─── ENTRIES ───
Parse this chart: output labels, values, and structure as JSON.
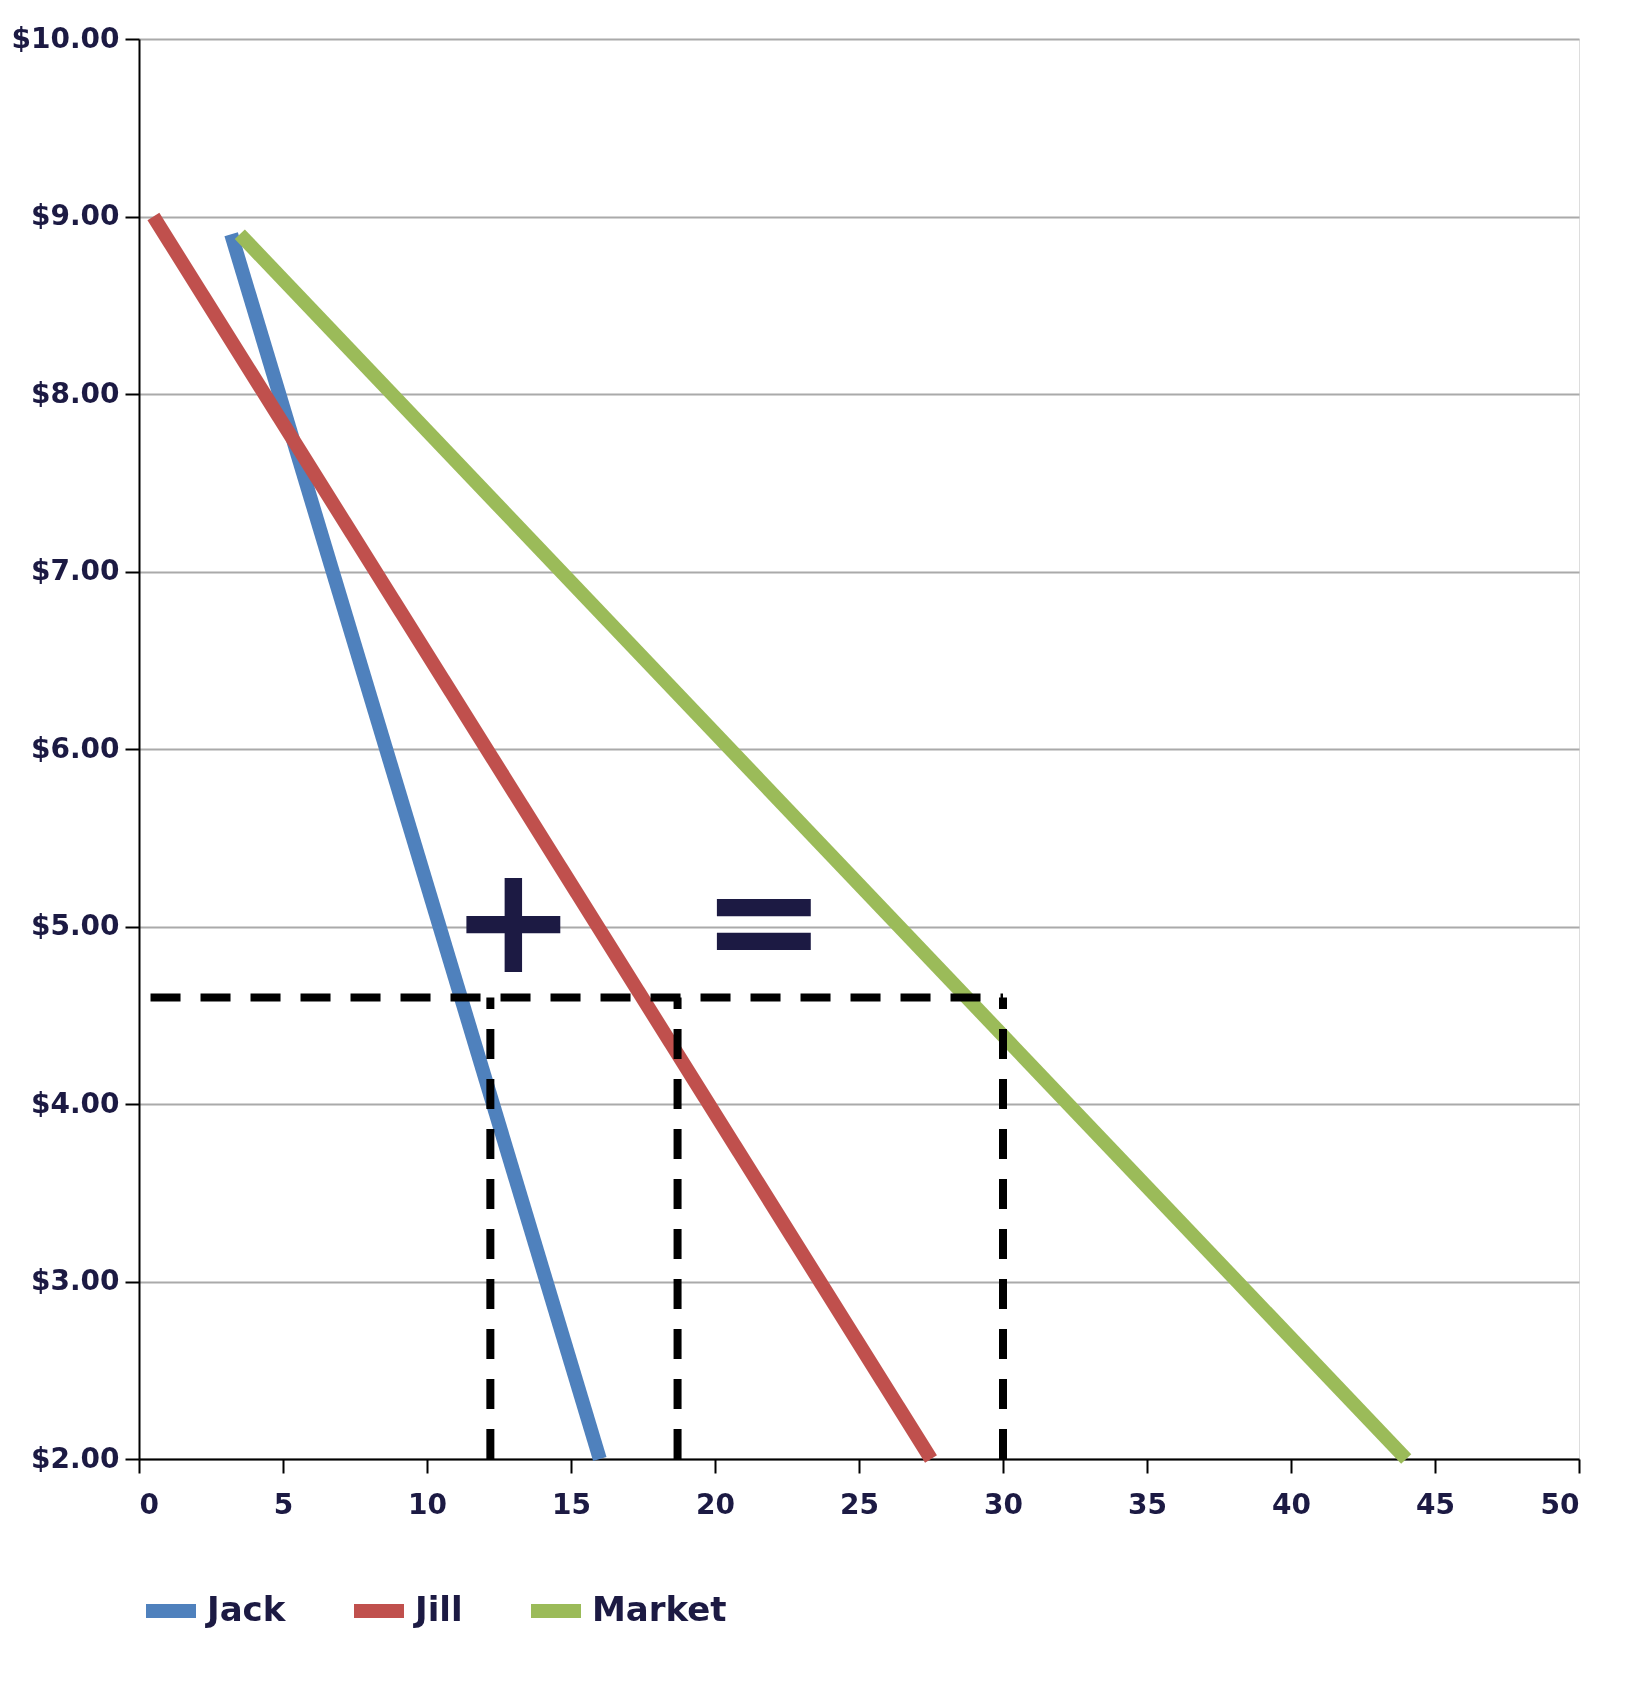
{
  "chart_data": {
    "type": "line",
    "xlim": [
      0,
      50
    ],
    "xticks": [
      0,
      5,
      10,
      15,
      20,
      25,
      30,
      35,
      40,
      45,
      50
    ],
    "ylim": [
      2,
      10
    ],
    "yticks": [
      {
        "value": 2,
        "label": "$2.00"
      },
      {
        "value": 3,
        "label": "$3.00"
      },
      {
        "value": 4,
        "label": "$4.00"
      },
      {
        "value": 5,
        "label": "$5.00"
      },
      {
        "value": 6,
        "label": "$6.00"
      },
      {
        "value": 7,
        "label": "$7.00"
      },
      {
        "value": 8,
        "label": "$8.00"
      },
      {
        "value": 9,
        "label": "$9.00"
      },
      {
        "value": 10,
        "label": "$10.00"
      }
    ],
    "grid": "y",
    "legend": "bottom",
    "marker": "none",
    "series": [
      {
        "name": "Jack",
        "color": "#4f81bd",
        "x": [
          3.2,
          16
        ],
        "values": [
          8.9,
          2
        ],
        "line_style": "solid"
      },
      {
        "name": "Jill",
        "color": "#c0504d",
        "x": [
          0.5,
          27.5
        ],
        "values": [
          9,
          2
        ],
        "line_style": "solid"
      },
      {
        "name": "Market",
        "color": "#9bbb59",
        "x": [
          3.5,
          44
        ],
        "values": [
          8.9,
          2
        ],
        "line_style": "solid"
      },
      {
        "color": "#000000",
        "x": [
          0.4,
          30
        ],
        "values": [
          4.6,
          4.6
        ],
        "line_style": "dashed"
      },
      {
        "color": "#000000",
        "x": [
          12.2,
          12.2
        ],
        "values": [
          2,
          4.6
        ],
        "line_style": "dashed"
      },
      {
        "color": "#000000",
        "x": [
          18.7,
          18.7
        ],
        "values": [
          2,
          4.6
        ],
        "line_style": "dashed"
      },
      {
        "color": "#000000",
        "x": [
          30,
          30
        ],
        "values": [
          2,
          4.6
        ],
        "line_style": "dashed"
      }
    ],
    "annotations": [
      "+",
      "="
    ]
  }
}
───
* **WORK TO DO**
Copy the data exactly. Any picture it contains is to be omitted.

* **FULL ANSWER**
Parse this chart: output labels, values, and structure as JSON.
{
  "chart_data": {
    "type": "line",
    "xlim": [
      0,
      50
    ],
    "xticks": [
      0,
      5,
      10,
      15,
      20,
      25,
      30,
      35,
      40,
      45,
      50
    ],
    "ylim": [
      2,
      10
    ],
    "yticks": [
      {
        "value": 2,
        "label": "$2.00"
      },
      {
        "value": 3,
        "label": "$3.00"
      },
      {
        "value": 4,
        "label": "$4.00"
      },
      {
        "value": 5,
        "label": "$5.00"
      },
      {
        "value": 6,
        "label": "$6.00"
      },
      {
        "value": 7,
        "label": "$7.00"
      },
      {
        "value": 8,
        "label": "$8.00"
      },
      {
        "value": 9,
        "label": "$9.00"
      },
      {
        "value": 10,
        "label": "$10.00"
      }
    ],
    "grid": "y",
    "legend": "bottom",
    "marker": "none",
    "series": [
      {
        "name": "Jack",
        "color": "#4f81bd",
        "x": [
          3.2,
          16
        ],
        "values": [
          8.9,
          2
        ],
        "line_style": "solid"
      },
      {
        "name": "Jill",
        "color": "#c0504d",
        "x": [
          0.5,
          27.5
        ],
        "values": [
          9,
          2
        ],
        "line_style": "solid"
      },
      {
        "name": "Market",
        "color": "#9bbb59",
        "x": [
          3.5,
          44
        ],
        "values": [
          8.9,
          2
        ],
        "line_style": "solid"
      },
      {
        "color": "#000000",
        "x": [
          0.4,
          30
        ],
        "values": [
          4.6,
          4.6
        ],
        "line_style": "dashed"
      },
      {
        "color": "#000000",
        "x": [
          12.2,
          12.2
        ],
        "values": [
          2,
          4.6
        ],
        "line_style": "dashed"
      },
      {
        "color": "#000000",
        "x": [
          18.7,
          18.7
        ],
        "values": [
          2,
          4.6
        ],
        "line_style": "dashed"
      },
      {
        "color": "#000000",
        "x": [
          30,
          30
        ],
        "values": [
          2,
          4.6
        ],
        "line_style": "dashed"
      }
    ],
    "annotations": [
      "+",
      "="
    ]
  }
}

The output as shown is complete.